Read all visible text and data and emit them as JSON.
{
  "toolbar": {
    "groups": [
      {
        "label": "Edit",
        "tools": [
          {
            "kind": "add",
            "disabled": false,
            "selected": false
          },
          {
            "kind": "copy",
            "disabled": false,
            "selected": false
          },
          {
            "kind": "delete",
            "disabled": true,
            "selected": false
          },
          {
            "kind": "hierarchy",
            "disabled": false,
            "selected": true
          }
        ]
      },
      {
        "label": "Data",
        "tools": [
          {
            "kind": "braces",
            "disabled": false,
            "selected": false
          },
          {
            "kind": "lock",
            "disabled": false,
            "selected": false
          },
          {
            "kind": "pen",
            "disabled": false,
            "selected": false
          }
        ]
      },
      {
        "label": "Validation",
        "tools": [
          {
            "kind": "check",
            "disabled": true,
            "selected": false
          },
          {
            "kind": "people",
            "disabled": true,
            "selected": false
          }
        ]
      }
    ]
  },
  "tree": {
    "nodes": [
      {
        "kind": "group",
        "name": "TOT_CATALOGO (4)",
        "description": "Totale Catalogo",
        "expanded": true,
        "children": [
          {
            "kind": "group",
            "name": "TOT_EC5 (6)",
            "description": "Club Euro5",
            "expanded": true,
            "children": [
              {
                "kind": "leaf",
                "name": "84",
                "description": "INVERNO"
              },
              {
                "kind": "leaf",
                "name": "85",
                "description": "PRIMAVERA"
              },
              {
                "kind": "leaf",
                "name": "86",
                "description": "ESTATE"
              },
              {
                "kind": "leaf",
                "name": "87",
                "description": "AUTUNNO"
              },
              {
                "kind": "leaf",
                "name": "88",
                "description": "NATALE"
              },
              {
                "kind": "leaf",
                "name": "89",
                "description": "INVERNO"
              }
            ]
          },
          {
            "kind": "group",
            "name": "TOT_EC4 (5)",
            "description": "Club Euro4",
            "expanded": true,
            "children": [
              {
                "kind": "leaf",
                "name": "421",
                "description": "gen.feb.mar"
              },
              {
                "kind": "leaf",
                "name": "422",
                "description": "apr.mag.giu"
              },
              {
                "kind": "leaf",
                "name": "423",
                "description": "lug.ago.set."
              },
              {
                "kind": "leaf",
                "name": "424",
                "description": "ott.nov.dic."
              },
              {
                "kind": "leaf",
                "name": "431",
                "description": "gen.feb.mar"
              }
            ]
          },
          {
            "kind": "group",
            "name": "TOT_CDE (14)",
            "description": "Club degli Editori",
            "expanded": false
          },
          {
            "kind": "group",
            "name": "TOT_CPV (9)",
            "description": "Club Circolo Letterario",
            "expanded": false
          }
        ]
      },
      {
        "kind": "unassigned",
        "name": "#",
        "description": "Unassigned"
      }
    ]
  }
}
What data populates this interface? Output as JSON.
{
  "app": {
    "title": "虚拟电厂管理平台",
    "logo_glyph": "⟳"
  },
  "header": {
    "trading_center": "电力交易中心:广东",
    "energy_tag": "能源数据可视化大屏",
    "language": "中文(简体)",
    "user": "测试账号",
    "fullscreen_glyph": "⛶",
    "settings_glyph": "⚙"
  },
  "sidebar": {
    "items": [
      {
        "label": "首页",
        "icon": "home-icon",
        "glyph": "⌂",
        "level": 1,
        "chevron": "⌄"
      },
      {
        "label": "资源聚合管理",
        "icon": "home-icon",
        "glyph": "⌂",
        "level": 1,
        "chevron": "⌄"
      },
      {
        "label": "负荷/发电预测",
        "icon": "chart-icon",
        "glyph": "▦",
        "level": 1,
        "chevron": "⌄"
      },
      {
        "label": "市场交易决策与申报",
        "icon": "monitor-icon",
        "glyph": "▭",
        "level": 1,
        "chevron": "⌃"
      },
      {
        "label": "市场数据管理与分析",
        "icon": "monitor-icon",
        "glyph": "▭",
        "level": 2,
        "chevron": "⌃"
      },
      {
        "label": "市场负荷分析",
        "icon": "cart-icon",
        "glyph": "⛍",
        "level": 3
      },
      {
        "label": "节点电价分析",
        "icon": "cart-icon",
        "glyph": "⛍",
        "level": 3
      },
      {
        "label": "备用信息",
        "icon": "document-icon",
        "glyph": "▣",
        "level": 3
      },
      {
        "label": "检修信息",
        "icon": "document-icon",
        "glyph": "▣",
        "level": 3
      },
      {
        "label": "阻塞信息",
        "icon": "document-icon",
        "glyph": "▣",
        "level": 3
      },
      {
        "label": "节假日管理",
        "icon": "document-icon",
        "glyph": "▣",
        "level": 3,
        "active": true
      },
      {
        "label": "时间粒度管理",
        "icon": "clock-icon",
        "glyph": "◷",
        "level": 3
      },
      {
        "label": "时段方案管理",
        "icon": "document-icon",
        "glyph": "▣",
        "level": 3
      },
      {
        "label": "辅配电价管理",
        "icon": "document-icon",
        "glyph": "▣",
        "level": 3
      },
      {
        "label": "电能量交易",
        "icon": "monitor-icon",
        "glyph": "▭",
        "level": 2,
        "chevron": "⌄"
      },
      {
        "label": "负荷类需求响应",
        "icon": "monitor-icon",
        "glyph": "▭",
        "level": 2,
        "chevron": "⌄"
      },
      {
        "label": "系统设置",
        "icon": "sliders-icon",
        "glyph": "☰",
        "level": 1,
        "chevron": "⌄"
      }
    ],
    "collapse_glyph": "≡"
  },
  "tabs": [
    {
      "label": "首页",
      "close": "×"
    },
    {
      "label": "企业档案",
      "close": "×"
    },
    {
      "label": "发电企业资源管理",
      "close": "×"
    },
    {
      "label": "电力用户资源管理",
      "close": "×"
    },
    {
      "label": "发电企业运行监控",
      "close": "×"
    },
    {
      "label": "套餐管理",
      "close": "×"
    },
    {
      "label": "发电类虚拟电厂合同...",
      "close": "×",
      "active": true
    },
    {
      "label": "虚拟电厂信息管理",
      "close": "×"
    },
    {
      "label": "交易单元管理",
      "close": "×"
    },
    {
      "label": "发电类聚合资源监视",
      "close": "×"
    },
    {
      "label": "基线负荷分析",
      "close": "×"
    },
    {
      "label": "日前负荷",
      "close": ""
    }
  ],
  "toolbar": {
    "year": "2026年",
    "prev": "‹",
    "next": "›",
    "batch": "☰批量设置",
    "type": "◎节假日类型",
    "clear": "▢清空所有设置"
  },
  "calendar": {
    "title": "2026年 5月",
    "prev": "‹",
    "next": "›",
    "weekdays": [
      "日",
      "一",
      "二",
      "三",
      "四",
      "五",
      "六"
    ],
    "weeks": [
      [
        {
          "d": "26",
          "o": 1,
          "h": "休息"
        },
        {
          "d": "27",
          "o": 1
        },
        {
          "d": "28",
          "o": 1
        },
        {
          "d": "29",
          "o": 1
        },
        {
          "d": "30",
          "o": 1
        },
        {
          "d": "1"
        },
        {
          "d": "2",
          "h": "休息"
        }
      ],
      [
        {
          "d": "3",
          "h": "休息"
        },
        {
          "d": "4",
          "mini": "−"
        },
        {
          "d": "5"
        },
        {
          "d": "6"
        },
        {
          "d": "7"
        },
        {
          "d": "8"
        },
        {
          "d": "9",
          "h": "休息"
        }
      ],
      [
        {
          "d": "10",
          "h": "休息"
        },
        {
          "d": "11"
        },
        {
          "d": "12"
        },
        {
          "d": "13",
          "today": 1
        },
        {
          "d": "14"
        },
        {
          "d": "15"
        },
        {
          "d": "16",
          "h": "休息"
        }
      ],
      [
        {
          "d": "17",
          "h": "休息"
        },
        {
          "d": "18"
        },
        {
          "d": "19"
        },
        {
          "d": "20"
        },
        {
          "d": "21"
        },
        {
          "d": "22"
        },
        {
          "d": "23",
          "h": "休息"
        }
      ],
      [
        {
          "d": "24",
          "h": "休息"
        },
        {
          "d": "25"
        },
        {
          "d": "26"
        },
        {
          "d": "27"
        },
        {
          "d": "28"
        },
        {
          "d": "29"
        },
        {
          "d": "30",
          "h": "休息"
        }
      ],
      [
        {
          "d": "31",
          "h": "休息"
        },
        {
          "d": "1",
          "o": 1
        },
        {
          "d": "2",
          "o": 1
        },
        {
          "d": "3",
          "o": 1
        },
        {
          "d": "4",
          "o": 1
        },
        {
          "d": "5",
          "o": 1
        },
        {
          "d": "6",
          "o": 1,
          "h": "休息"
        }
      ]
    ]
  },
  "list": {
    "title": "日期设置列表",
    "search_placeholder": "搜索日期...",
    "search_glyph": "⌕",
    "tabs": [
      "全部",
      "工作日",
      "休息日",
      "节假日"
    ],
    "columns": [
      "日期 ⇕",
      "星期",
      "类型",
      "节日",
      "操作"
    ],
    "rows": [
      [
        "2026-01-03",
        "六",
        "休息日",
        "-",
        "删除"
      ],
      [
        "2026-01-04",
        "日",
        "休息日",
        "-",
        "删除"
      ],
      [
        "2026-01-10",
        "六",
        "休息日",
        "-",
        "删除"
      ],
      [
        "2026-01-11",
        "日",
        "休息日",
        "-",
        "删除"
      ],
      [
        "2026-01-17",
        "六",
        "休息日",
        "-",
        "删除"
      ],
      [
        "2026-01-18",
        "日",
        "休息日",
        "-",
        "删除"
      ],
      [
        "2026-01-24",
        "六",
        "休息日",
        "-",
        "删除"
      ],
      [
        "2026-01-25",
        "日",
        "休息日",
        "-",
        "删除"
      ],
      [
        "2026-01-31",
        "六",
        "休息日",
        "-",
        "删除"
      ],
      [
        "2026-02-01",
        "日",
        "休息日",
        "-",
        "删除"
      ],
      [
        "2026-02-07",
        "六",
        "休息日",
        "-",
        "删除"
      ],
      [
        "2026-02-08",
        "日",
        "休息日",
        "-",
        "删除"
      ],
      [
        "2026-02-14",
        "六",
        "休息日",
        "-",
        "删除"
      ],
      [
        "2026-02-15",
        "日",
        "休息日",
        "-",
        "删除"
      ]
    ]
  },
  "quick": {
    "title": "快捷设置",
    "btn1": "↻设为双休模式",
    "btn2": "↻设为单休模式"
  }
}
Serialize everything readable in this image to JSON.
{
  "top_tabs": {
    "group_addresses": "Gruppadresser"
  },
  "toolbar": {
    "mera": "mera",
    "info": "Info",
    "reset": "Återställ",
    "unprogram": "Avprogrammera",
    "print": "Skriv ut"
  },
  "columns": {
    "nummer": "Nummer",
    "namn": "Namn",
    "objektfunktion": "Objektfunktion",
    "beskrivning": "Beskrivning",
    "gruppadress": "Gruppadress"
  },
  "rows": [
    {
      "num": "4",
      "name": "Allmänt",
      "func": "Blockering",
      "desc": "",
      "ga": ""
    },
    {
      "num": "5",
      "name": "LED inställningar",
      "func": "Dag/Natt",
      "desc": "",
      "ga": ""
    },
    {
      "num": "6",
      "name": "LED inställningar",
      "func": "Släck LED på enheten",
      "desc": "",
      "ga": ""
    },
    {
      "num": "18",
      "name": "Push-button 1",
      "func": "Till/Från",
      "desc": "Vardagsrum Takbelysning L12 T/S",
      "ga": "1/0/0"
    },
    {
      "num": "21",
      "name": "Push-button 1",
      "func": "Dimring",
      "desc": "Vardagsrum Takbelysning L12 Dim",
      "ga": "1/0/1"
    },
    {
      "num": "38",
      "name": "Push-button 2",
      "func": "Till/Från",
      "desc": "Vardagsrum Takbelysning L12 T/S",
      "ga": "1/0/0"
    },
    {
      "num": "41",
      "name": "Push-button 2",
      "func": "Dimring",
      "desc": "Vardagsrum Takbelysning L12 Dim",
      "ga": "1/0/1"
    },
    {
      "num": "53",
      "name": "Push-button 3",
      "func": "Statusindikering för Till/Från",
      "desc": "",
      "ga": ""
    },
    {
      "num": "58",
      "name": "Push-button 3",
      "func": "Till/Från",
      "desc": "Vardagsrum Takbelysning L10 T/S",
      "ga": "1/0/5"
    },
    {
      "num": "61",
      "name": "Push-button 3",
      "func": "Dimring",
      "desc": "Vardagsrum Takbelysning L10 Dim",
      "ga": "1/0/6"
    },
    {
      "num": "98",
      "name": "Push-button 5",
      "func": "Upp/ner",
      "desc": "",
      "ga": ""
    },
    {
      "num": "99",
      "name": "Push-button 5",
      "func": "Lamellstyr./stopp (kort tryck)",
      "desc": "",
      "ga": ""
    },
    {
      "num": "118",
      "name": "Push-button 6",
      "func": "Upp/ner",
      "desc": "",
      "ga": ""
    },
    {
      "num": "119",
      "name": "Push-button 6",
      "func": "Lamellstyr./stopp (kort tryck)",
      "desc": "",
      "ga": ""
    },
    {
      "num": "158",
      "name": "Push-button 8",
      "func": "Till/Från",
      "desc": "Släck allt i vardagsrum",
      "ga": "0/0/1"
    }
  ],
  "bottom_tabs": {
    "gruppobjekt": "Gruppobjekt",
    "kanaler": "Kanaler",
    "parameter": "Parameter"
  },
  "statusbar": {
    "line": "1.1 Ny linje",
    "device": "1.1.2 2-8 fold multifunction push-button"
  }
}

▶ Exercise
Copy all lines from the material that contain "JSON".

▶ Exercise response
Read all visible text and data and emit them as JSON.
What data populates this interface? Output as JSON.
Serialize everything readable in this image to JSON.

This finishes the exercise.